▶ _TO DO_
Filter the entries, keeping every line with the word "month".

▶ _SUPPLIED ENTRIES_

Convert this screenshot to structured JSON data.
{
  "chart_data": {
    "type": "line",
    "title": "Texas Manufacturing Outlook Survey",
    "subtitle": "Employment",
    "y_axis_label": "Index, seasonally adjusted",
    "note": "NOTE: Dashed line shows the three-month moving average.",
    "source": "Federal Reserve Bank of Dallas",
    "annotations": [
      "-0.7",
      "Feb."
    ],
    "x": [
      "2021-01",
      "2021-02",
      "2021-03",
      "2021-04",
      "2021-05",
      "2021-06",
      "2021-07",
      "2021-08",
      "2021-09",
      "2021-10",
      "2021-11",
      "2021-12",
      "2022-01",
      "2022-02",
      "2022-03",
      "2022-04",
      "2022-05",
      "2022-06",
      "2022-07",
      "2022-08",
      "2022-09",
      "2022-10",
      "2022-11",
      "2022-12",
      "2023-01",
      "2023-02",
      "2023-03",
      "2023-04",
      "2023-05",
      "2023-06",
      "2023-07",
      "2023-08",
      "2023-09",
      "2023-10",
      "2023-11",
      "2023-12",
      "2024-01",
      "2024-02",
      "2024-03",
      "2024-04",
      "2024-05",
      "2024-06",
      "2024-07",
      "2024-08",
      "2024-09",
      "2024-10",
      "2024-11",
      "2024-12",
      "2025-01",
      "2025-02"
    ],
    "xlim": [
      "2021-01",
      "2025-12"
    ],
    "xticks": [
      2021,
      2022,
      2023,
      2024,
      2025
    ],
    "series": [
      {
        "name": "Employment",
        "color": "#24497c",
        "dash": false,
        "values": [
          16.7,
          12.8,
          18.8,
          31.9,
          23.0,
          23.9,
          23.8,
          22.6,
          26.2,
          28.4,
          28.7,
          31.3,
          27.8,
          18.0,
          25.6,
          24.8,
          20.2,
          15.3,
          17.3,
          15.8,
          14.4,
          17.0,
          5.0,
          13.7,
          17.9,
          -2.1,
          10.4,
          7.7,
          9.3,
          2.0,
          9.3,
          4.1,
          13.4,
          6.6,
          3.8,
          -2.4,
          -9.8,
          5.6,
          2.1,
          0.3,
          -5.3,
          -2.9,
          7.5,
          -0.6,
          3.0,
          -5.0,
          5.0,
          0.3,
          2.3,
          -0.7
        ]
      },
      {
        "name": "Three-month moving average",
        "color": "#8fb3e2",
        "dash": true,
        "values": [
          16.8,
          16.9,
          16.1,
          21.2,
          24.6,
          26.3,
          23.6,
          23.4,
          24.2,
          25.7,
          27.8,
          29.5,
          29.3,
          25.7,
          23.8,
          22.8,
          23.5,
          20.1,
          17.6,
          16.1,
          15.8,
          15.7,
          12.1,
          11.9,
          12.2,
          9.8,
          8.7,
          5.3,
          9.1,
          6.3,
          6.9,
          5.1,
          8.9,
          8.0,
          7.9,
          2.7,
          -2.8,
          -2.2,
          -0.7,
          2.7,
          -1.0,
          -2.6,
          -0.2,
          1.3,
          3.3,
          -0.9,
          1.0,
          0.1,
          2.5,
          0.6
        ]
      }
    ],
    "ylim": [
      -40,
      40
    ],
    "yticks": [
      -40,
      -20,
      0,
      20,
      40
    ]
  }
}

▶ _FINISHED TASK_
    "note": "NOTE: Dashed line shows the three-month moving average.",
        "name": "Three-month moving average",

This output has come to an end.